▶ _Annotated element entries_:

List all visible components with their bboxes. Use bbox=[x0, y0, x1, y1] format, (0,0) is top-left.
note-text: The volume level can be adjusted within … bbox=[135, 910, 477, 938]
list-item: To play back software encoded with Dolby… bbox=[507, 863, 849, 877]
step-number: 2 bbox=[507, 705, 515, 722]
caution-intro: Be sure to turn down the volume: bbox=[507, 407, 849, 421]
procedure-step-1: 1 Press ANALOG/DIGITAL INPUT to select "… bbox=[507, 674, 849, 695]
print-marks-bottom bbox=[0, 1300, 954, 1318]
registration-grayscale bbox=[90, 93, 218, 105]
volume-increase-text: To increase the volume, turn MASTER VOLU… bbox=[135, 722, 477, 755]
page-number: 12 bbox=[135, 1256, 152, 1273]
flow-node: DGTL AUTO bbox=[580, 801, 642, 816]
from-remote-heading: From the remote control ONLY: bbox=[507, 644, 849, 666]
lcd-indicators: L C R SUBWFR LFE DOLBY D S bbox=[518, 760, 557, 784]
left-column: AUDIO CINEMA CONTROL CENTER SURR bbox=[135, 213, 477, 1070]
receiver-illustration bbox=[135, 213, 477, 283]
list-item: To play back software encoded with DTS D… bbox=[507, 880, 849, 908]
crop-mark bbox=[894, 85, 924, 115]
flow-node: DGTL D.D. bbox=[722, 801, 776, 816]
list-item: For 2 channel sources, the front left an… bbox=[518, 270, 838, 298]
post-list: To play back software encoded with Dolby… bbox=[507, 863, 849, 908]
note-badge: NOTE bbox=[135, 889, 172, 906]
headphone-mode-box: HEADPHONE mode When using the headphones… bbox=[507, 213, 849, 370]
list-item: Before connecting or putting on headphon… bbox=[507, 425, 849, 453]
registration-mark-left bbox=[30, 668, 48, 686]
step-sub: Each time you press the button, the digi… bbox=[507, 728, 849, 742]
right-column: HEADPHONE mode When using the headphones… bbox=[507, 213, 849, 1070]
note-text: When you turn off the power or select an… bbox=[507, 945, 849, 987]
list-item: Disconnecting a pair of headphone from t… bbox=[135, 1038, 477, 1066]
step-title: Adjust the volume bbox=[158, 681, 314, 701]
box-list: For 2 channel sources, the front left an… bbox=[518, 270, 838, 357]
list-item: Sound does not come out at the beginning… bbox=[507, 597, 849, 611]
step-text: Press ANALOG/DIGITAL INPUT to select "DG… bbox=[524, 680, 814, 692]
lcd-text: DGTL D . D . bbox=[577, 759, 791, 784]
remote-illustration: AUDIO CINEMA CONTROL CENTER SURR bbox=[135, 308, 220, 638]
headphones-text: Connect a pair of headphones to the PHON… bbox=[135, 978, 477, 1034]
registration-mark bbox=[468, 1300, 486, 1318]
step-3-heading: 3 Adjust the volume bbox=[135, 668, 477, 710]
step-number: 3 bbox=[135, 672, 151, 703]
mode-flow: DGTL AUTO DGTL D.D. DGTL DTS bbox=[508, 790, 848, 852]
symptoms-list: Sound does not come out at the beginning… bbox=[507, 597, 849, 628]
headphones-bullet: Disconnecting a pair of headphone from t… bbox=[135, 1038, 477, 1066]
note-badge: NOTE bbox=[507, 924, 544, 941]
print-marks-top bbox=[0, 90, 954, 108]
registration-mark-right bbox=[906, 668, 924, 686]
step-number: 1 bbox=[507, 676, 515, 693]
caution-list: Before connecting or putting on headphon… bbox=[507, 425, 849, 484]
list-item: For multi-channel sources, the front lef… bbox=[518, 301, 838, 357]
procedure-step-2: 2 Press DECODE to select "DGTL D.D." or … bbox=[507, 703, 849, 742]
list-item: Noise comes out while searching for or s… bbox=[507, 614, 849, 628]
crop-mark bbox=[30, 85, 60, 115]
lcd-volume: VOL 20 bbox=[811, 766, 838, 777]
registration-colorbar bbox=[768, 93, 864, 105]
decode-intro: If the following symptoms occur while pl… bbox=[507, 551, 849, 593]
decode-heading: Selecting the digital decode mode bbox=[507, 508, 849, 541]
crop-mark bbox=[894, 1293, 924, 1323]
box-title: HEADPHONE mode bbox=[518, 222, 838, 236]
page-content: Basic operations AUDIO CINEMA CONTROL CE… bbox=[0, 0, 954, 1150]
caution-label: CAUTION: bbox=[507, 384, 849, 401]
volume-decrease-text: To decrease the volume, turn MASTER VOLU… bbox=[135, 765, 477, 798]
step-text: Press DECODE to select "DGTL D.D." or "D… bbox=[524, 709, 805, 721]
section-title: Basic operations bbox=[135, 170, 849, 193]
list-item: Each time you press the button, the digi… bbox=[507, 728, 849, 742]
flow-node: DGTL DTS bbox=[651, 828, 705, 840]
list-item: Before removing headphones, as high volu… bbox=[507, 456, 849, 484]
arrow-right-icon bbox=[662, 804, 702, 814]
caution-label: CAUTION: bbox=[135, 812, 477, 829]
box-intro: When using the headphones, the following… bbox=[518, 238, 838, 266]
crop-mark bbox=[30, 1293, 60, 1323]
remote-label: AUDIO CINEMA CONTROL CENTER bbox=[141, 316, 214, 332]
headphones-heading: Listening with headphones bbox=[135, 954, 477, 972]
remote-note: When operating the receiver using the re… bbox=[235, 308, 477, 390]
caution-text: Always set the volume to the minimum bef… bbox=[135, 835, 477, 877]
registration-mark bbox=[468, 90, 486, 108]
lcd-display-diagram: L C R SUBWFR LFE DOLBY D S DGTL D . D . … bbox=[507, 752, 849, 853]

▶ _Exercise prompt_:
Write out every line of these items word for word.

▶ _Worked solution_:
List all visible components with their bboxes. Use bbox=[x0, y0, x1, y1] format, (0,0) is top-left.
note-text: The volume level can be adjusted within … bbox=[135, 910, 477, 938]
list-item: To play back software encoded with Dolby… bbox=[507, 863, 849, 877]
step-number: 2 bbox=[507, 705, 515, 722]
caution-intro: Be sure to turn down the volume: bbox=[507, 407, 849, 421]
procedure-step-1: 1 Press ANALOG/DIGITAL INPUT to select "… bbox=[507, 674, 849, 695]
print-marks-bottom bbox=[0, 1300, 954, 1318]
registration-grayscale bbox=[90, 93, 218, 105]
volume-increase-text: To increase the volume, turn MASTER VOLU… bbox=[135, 722, 477, 755]
page-number: 12 bbox=[135, 1256, 152, 1273]
flow-node: DGTL AUTO bbox=[580, 801, 642, 816]
from-remote-heading: From the remote control ONLY: bbox=[507, 644, 849, 666]
lcd-indicators: L C R SUBWFR LFE DOLBY D S bbox=[518, 760, 557, 784]
left-column: AUDIO CINEMA CONTROL CENTER SURR bbox=[135, 213, 477, 1070]
receiver-illustration bbox=[135, 213, 477, 283]
list-item: To play back software encoded with DTS D… bbox=[507, 880, 849, 908]
crop-mark bbox=[894, 85, 924, 115]
flow-node: DGTL D.D. bbox=[722, 801, 776, 816]
list-item: For 2 channel sources, the front left an… bbox=[518, 270, 838, 298]
post-list: To play back software encoded with Dolby… bbox=[507, 863, 849, 908]
note-badge: NOTE bbox=[135, 889, 172, 906]
headphone-mode-box: HEADPHONE mode When using the headphones… bbox=[507, 213, 849, 370]
list-item: Before connecting or putting on headphon… bbox=[507, 425, 849, 453]
registration-mark-left bbox=[30, 668, 48, 686]
step-sub: Each time you press the button, the digi… bbox=[507, 728, 849, 742]
right-column: HEADPHONE mode When using the headphones… bbox=[507, 213, 849, 1070]
note-text: When you turn off the power or select an… bbox=[507, 945, 849, 987]
list-item: Disconnecting a pair of headphone from t… bbox=[135, 1038, 477, 1066]
step-title: Adjust the volume bbox=[158, 681, 314, 701]
box-list: For 2 channel sources, the front left an… bbox=[518, 270, 838, 357]
list-item: Sound does not come out at the beginning… bbox=[507, 597, 849, 611]
step-text: Press ANALOG/DIGITAL INPUT to select "DG… bbox=[524, 680, 814, 692]
lcd-text: DGTL D . D . bbox=[577, 759, 791, 784]
remote-illustration: AUDIO CINEMA CONTROL CENTER SURR bbox=[135, 308, 220, 638]
headphones-text: Connect a pair of headphones to the PHON… bbox=[135, 978, 477, 1034]
registration-mark bbox=[468, 1300, 486, 1318]
step-3-heading: 3 Adjust the volume bbox=[135, 668, 477, 710]
step-number: 3 bbox=[135, 672, 151, 703]
mode-flow: DGTL AUTO DGTL D.D. DGTL DTS bbox=[508, 790, 848, 852]
symptoms-list: Sound does not come out at the beginning… bbox=[507, 597, 849, 628]
headphones-bullet: Disconnecting a pair of headphone from t… bbox=[135, 1038, 477, 1066]
note-badge: NOTE bbox=[507, 924, 544, 941]
print-marks-top bbox=[0, 90, 954, 108]
registration-mark-right bbox=[906, 668, 924, 686]
step-number: 1 bbox=[507, 676, 515, 693]
caution-list: Before connecting or putting on headphon… bbox=[507, 425, 849, 484]
list-item: For multi-channel sources, the front lef… bbox=[518, 301, 838, 357]
procedure-step-2: 2 Press DECODE to select "DGTL D.D." or … bbox=[507, 703, 849, 742]
list-item: Noise comes out while searching for or s… bbox=[507, 614, 849, 628]
crop-mark bbox=[30, 85, 60, 115]
lcd-volume: VOL 20 bbox=[811, 766, 838, 777]
registration-colorbar bbox=[768, 93, 864, 105]
decode-intro: If the following symptoms occur while pl… bbox=[507, 551, 849, 593]
decode-heading: Selecting the digital decode mode bbox=[507, 508, 849, 541]
crop-mark bbox=[894, 1293, 924, 1323]
box-title: HEADPHONE mode bbox=[518, 222, 838, 236]
page-content: Basic operations AUDIO CINEMA CONTROL CE… bbox=[0, 0, 954, 1150]
caution-label: CAUTION: bbox=[507, 384, 849, 401]
volume-decrease-text: To decrease the volume, turn MASTER VOLU… bbox=[135, 765, 477, 798]
step-text: Press DECODE to select "DGTL D.D." or "D… bbox=[524, 709, 805, 721]
section-title: Basic operations bbox=[135, 170, 849, 193]
list-item: Each time you press the button, the digi… bbox=[507, 728, 849, 742]
flow-node: DGTL DTS bbox=[651, 828, 705, 840]
list-item: Before removing headphones, as high volu… bbox=[507, 456, 849, 484]
arrow-right-icon bbox=[662, 804, 702, 814]
caution-label: CAUTION: bbox=[135, 812, 477, 829]
box-intro: When using the headphones, the following… bbox=[518, 238, 838, 266]
crop-mark bbox=[30, 1293, 60, 1323]
remote-label: AUDIO CINEMA CONTROL CENTER bbox=[141, 316, 214, 332]
headphones-heading: Listening with headphones bbox=[135, 954, 477, 972]
remote-note: When operating the receiver using the re… bbox=[235, 308, 477, 390]
caution-text: Always set the volume to the minimum bef… bbox=[135, 835, 477, 877]
registration-mark bbox=[468, 90, 486, 108]
lcd-display-diagram: L C R SUBWFR LFE DOLBY D S DGTL D . D . … bbox=[507, 752, 849, 853]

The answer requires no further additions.